(Dataset records)
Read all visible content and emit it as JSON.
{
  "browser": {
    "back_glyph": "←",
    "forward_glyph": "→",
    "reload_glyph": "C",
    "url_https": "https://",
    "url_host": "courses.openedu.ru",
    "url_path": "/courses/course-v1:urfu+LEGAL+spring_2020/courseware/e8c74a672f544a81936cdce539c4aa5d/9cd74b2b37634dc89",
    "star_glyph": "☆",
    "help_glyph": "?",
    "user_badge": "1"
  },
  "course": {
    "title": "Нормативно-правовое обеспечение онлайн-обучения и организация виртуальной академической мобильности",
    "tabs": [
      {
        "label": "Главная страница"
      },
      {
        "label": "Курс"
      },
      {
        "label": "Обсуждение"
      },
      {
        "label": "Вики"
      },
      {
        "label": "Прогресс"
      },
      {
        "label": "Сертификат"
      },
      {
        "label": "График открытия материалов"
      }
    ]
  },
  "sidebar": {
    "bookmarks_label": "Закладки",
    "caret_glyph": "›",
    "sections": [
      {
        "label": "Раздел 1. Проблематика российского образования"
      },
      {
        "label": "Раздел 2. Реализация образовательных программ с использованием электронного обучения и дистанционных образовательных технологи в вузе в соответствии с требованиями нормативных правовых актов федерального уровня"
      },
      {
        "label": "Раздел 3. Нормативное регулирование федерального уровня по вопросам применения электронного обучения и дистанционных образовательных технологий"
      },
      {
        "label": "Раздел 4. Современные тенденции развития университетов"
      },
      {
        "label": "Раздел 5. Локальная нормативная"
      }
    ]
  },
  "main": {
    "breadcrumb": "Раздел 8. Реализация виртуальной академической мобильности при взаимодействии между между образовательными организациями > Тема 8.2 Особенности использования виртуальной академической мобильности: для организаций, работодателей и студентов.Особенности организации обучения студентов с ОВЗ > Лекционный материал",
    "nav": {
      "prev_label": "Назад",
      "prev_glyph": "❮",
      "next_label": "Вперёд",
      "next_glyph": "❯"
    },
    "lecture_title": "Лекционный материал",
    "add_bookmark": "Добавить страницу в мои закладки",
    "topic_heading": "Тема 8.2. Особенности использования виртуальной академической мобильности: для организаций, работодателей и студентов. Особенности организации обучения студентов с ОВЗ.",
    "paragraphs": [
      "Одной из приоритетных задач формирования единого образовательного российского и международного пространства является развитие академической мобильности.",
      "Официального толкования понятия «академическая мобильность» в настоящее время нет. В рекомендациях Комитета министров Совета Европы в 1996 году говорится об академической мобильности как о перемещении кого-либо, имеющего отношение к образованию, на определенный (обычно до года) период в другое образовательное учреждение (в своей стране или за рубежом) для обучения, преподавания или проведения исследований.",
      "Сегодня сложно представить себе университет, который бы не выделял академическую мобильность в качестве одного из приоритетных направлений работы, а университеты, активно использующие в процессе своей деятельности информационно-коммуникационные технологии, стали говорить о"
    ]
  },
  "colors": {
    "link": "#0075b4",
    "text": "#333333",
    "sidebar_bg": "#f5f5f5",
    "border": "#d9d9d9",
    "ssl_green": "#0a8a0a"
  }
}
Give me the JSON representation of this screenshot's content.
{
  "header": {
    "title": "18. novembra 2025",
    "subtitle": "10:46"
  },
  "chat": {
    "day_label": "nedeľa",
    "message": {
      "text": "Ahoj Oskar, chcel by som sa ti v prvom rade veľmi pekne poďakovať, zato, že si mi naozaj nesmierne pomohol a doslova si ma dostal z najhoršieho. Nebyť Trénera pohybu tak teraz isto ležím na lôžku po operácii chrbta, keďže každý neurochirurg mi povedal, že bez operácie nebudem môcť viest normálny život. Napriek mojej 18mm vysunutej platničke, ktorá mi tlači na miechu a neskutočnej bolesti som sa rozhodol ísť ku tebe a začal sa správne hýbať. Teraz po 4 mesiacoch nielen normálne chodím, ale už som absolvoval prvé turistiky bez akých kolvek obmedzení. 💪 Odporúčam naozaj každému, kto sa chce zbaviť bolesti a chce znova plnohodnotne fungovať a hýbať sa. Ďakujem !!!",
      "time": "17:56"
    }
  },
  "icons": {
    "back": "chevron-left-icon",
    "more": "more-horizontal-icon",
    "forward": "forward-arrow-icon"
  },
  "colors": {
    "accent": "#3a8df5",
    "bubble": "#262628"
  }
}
==
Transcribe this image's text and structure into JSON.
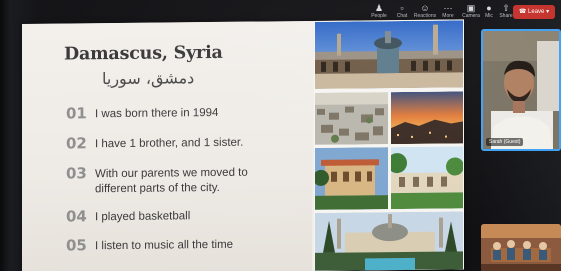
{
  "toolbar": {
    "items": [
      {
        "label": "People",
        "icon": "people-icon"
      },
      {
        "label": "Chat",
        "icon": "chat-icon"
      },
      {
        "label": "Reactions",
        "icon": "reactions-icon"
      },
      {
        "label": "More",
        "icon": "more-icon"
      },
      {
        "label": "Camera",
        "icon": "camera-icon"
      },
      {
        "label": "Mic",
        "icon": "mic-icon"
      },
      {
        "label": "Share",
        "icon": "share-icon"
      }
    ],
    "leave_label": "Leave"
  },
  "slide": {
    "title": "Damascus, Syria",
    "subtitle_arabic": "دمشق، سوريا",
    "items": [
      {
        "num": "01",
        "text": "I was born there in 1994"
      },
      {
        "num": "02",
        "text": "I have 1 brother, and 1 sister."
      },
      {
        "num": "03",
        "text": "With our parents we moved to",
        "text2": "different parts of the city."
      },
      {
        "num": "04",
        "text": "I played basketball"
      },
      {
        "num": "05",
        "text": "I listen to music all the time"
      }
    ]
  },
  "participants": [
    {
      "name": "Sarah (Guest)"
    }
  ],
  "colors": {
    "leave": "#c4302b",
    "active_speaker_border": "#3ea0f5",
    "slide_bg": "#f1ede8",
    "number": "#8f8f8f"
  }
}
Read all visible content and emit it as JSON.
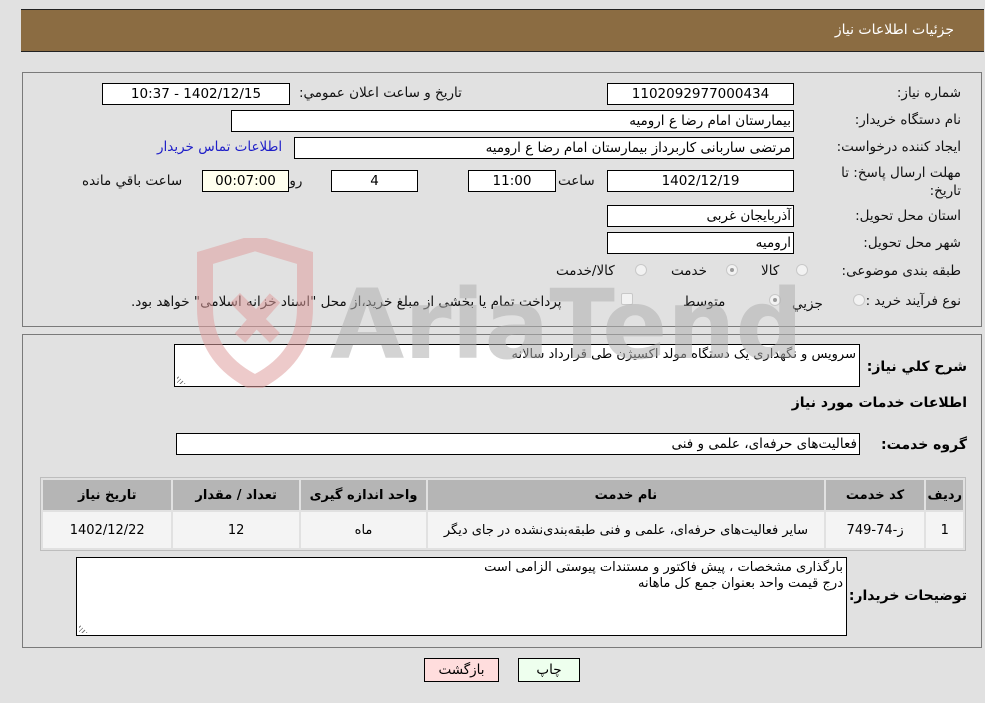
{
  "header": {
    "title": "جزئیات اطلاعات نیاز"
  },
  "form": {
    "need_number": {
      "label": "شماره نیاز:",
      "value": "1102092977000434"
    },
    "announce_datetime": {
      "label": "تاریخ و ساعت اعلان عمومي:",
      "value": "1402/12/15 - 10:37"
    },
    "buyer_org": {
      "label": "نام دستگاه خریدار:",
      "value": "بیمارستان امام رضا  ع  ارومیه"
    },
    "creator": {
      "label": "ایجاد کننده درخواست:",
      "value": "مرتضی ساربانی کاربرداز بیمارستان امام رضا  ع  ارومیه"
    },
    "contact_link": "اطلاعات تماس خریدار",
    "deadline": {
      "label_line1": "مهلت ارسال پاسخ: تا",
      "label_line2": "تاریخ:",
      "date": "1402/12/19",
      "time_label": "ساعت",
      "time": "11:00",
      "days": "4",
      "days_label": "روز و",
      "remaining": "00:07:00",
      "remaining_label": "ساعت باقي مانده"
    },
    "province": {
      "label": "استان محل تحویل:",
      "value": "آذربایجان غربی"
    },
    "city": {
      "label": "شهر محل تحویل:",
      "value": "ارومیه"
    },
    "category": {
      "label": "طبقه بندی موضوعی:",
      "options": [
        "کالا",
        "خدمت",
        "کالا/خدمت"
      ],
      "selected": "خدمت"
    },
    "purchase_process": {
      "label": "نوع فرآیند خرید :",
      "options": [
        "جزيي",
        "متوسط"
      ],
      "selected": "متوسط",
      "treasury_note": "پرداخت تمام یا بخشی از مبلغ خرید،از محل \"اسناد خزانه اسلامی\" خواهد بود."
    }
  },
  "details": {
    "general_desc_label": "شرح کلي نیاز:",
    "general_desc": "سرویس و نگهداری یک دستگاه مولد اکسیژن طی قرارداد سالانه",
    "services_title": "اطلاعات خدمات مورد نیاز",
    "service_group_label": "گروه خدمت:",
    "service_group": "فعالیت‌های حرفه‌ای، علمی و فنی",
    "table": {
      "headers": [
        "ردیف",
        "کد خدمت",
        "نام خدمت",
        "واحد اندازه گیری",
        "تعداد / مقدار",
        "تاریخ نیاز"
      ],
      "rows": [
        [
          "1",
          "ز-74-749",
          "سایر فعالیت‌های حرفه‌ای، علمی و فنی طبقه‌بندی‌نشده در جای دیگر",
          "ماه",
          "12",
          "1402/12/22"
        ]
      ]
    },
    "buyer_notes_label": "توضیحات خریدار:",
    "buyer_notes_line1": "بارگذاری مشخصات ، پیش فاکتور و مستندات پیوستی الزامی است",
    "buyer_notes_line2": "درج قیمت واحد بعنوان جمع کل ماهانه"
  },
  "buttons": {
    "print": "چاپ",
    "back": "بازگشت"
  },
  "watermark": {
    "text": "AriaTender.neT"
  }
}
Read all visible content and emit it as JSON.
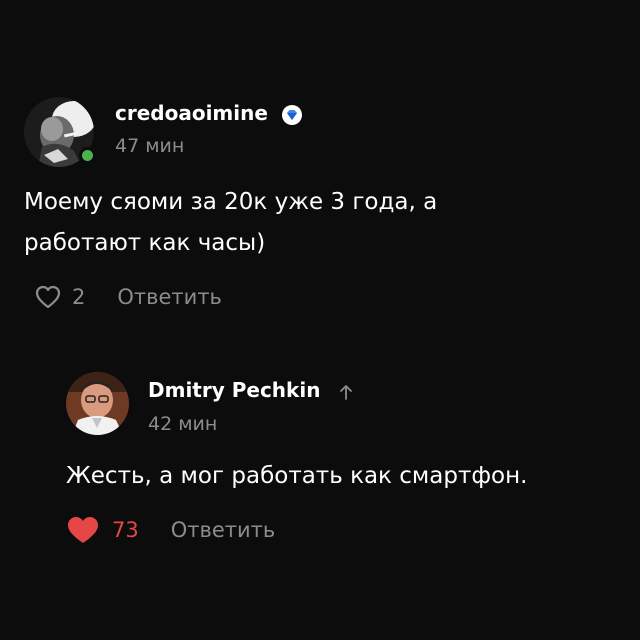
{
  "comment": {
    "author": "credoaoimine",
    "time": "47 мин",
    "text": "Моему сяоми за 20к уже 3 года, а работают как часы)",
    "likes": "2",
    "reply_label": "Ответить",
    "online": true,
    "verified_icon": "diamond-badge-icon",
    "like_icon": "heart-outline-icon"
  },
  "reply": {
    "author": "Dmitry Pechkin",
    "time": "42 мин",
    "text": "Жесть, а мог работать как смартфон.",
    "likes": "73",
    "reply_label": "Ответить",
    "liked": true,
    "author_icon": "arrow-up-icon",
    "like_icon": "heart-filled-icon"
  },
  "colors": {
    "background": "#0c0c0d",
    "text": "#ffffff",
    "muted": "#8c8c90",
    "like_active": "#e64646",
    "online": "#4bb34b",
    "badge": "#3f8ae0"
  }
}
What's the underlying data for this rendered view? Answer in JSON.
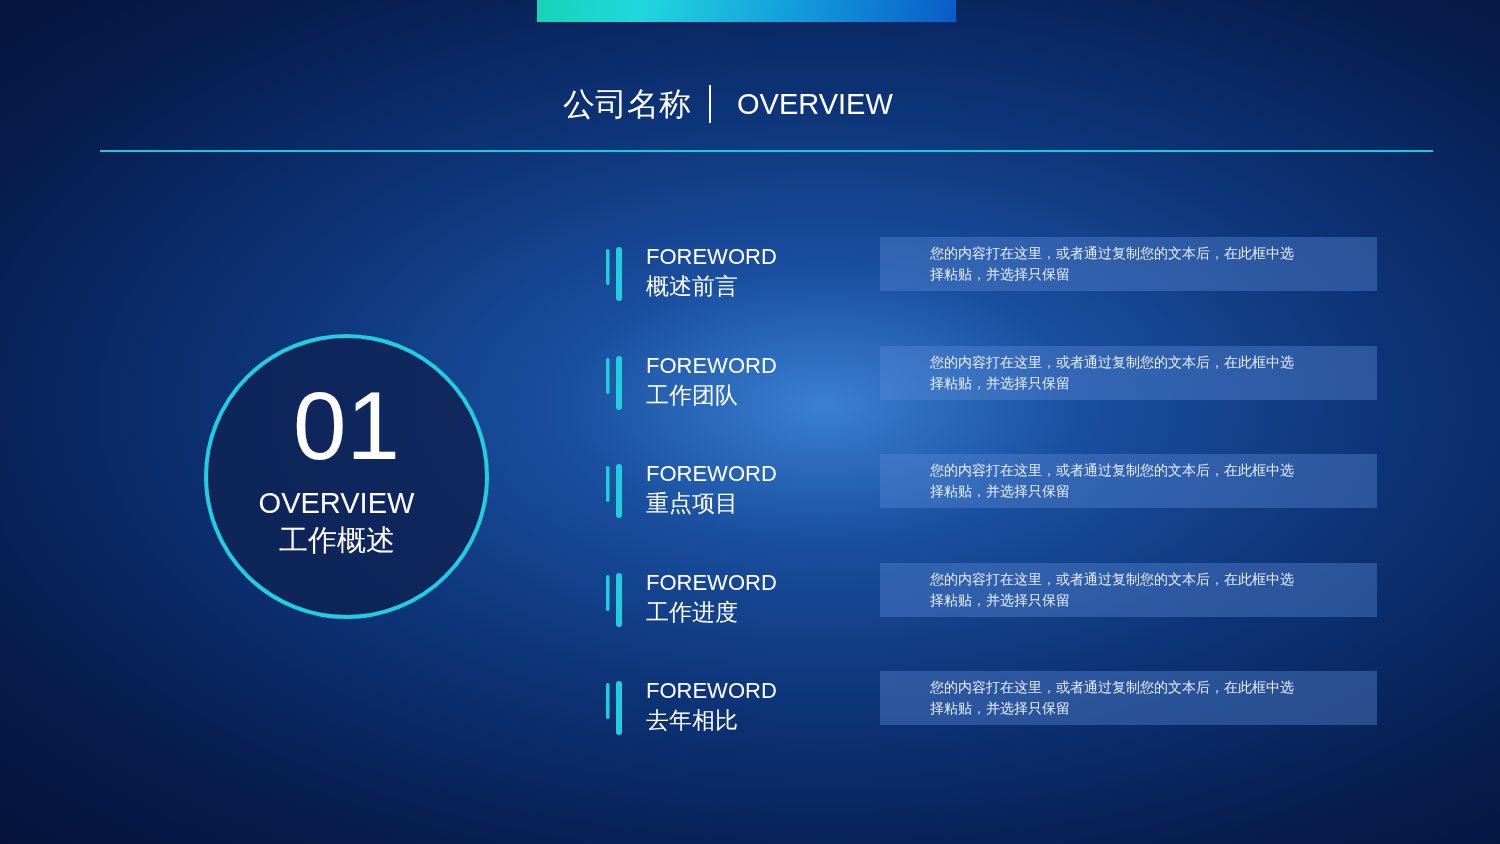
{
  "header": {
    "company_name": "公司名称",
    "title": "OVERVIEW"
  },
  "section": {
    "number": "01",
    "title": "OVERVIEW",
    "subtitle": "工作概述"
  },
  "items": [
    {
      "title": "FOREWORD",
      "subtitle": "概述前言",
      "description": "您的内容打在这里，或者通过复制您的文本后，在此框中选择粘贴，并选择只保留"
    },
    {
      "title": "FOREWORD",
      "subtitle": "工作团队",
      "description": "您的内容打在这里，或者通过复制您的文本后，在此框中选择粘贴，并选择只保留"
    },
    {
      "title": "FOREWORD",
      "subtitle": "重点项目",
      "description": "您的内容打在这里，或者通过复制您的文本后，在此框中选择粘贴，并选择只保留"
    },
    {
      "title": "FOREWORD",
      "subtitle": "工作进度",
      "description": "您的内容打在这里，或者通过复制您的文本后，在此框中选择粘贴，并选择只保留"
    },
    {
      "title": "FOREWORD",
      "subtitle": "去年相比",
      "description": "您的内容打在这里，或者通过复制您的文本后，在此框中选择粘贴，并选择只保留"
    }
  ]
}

__TASK DESCRIPTION__. From the entries above, copy every line where the word "организаций" shows up.

__OUTPUT OF THE TASK__.
    "breadcrumb": "Раздел 8. Реализация виртуальной академической мобильности при взаимодействии между между образовательными организациями > Тема 8.2 Особенности использования виртуальной академической мобильности: для организаций, работодателей и студентов.Особенности организации обучения студентов с ОВЗ > Лекционный материал",
    "topic_heading": "Тема 8.2. Особенности использования виртуальной академической мобильности: для организаций, работодателей и студентов. Особенности организации обучения студентов с ОВЗ.",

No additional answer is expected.